Stored items:
▬▬▬▬▬▬▬▬▬▬

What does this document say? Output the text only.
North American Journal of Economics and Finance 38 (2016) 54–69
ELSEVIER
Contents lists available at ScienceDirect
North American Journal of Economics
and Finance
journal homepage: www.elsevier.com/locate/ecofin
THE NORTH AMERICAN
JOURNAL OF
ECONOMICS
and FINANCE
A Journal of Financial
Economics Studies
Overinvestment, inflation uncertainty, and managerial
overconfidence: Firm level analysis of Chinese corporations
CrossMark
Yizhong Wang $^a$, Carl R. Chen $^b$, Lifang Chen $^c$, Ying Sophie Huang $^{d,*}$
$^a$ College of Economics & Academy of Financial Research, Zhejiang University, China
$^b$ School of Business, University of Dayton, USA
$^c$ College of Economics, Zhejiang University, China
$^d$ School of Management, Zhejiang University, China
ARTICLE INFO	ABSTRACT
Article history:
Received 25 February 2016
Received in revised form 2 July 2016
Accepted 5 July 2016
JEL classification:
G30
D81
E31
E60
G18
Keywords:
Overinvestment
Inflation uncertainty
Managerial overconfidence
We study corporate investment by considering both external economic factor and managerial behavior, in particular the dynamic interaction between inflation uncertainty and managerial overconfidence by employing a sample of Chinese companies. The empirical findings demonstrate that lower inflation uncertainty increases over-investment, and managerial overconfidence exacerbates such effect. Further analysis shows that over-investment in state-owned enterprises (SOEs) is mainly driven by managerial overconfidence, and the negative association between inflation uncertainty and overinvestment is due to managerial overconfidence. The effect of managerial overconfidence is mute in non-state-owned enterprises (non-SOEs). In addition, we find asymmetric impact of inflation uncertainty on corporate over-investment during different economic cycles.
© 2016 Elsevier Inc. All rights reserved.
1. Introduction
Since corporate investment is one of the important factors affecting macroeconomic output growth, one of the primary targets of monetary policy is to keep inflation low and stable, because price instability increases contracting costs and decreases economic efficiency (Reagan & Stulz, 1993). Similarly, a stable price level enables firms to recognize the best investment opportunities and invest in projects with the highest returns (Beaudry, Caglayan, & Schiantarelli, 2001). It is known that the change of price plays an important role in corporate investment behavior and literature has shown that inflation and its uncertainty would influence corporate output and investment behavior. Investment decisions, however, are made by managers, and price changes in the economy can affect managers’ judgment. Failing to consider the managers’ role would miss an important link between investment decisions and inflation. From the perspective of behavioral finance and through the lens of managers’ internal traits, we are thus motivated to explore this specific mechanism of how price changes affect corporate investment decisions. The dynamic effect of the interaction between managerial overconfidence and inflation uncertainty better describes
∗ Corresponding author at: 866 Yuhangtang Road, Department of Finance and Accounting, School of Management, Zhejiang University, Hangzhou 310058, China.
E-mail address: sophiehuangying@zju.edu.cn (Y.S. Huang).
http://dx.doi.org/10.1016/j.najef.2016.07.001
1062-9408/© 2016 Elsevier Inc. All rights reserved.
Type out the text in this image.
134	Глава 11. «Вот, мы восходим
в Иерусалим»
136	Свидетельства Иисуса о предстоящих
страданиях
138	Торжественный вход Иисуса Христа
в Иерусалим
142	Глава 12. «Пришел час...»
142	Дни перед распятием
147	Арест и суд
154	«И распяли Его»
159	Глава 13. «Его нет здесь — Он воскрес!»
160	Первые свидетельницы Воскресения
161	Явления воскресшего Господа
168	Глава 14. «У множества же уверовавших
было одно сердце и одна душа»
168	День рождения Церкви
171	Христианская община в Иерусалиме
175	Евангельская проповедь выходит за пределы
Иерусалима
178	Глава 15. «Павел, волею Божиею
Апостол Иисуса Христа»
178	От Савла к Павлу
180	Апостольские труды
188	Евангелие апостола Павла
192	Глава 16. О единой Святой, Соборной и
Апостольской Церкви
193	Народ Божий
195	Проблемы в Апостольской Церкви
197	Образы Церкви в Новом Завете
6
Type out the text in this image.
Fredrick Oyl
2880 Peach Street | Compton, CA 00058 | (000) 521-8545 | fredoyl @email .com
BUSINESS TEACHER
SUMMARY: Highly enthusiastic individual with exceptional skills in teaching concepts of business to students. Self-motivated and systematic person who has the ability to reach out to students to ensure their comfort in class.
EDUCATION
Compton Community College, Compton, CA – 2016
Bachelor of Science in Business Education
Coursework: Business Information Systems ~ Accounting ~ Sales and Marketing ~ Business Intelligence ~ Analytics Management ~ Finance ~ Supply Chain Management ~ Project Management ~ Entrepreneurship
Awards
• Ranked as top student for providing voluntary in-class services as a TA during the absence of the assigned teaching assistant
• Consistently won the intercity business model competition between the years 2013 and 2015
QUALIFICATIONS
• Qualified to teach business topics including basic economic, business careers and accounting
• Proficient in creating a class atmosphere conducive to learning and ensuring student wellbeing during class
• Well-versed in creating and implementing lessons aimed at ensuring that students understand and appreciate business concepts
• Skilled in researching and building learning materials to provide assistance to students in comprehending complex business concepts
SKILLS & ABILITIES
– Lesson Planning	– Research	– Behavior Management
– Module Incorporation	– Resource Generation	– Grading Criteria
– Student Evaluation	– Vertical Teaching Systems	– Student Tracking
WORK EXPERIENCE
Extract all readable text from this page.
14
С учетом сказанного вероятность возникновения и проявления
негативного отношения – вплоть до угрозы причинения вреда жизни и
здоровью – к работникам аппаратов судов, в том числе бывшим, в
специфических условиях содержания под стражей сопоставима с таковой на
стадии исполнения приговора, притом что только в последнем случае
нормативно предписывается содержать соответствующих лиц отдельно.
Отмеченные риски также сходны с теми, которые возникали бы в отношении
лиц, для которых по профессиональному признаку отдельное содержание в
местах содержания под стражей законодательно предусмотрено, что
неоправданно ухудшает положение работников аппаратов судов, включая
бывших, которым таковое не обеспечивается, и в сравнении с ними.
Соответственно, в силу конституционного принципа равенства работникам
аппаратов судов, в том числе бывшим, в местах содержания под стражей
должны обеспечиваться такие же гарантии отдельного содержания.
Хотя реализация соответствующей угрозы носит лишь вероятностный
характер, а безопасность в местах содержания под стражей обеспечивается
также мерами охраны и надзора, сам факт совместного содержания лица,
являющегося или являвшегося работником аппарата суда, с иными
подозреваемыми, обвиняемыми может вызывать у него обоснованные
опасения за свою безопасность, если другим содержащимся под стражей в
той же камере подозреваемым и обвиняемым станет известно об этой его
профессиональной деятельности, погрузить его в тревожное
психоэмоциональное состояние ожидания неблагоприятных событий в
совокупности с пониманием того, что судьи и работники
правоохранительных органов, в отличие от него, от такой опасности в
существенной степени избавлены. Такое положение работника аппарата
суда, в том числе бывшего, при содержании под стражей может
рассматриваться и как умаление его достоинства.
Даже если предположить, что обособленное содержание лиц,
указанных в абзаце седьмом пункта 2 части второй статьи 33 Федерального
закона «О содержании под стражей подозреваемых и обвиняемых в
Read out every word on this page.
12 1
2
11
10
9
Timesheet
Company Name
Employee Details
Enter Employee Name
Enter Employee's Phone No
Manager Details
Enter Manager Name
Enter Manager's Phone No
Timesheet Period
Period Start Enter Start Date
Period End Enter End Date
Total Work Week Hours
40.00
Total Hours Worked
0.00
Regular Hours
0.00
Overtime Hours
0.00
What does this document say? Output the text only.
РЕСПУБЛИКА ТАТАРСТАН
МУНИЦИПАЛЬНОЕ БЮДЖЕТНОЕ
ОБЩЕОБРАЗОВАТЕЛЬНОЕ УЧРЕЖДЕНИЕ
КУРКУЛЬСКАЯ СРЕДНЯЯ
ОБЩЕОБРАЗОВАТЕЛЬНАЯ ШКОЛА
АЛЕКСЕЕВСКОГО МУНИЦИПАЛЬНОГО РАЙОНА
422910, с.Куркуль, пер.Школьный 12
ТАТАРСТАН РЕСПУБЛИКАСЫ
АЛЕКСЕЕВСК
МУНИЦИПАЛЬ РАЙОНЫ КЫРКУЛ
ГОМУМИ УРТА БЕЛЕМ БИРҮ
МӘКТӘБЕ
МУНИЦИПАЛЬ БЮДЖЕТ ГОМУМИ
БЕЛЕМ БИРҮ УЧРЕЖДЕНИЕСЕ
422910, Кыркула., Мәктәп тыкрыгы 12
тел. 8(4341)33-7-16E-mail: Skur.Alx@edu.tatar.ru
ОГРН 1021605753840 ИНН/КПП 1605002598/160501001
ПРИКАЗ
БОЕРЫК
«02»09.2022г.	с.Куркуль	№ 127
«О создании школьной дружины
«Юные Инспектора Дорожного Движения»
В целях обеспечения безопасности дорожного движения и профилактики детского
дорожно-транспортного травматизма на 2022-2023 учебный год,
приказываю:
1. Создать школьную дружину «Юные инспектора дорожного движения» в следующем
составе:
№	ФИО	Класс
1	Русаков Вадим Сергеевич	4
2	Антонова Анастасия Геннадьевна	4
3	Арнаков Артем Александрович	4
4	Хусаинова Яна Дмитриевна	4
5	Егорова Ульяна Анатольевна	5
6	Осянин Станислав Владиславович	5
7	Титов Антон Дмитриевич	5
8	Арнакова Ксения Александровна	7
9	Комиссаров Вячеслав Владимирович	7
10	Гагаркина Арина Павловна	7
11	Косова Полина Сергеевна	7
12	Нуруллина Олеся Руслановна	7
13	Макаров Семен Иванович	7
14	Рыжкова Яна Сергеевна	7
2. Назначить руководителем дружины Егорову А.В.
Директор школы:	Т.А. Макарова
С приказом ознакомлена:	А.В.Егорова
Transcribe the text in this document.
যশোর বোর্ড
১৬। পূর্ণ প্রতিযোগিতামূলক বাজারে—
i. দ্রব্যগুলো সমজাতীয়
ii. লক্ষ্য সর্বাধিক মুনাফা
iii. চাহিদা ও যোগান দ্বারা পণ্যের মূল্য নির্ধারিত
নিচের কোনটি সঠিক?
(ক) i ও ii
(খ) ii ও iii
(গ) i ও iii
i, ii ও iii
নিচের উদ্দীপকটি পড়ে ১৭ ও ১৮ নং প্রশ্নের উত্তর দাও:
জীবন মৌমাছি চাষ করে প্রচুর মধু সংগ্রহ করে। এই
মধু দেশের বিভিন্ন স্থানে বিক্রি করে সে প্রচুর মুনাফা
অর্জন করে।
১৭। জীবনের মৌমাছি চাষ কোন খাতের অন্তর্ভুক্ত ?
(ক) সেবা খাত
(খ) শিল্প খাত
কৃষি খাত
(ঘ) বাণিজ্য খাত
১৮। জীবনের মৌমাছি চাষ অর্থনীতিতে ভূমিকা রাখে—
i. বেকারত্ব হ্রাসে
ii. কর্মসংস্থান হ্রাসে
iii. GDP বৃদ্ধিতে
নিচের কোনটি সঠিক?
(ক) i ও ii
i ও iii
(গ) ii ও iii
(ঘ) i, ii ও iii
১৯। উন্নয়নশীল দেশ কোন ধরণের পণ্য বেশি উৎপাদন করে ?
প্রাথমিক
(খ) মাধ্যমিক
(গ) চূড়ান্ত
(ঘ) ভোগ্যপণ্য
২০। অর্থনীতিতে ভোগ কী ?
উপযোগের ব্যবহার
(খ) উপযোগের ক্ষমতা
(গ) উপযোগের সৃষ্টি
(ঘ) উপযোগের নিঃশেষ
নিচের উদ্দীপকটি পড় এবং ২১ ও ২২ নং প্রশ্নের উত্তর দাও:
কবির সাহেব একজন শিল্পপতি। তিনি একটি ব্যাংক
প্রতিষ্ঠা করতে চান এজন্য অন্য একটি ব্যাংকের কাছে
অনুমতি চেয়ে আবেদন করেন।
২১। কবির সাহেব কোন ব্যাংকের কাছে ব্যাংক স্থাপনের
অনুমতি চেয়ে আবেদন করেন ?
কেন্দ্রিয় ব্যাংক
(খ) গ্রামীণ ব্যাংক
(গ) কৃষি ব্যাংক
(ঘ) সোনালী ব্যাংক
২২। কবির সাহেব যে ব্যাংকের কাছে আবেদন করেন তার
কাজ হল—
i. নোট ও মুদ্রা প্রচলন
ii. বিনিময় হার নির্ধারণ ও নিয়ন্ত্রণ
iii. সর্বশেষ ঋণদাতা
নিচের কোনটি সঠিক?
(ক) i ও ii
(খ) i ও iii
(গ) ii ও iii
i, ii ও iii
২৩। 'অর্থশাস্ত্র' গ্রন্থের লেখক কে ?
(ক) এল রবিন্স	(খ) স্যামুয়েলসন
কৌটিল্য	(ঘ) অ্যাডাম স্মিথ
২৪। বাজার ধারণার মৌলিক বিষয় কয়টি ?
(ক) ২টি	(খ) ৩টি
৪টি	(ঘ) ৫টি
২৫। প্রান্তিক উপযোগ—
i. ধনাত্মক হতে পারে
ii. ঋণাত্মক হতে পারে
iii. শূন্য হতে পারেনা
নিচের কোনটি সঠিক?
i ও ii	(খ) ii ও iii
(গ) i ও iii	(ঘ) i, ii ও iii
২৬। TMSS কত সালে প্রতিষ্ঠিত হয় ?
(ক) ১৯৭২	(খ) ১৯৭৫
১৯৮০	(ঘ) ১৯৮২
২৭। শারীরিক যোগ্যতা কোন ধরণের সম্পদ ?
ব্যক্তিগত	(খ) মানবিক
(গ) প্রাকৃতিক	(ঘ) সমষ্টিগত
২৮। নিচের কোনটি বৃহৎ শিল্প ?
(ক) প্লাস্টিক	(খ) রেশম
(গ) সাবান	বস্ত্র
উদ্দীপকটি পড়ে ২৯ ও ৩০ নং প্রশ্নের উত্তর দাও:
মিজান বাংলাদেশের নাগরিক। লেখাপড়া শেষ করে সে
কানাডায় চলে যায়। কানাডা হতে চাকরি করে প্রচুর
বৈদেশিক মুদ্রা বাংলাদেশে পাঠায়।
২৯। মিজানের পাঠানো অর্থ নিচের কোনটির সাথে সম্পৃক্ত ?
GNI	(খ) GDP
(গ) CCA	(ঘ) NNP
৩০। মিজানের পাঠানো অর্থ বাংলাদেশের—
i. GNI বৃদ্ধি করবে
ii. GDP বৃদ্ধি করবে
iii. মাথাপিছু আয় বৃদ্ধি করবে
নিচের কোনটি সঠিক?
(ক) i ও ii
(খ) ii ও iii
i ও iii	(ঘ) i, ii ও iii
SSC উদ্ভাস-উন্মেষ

▬▬▬▬▬▬▬▬▬▬

§ AIM
Search the entries for the word "July" and copy every line that has it.

§ ANSWER FOR THIS EXERCISE
Received in revised form 2 July 2016
Accepted 5 July 2016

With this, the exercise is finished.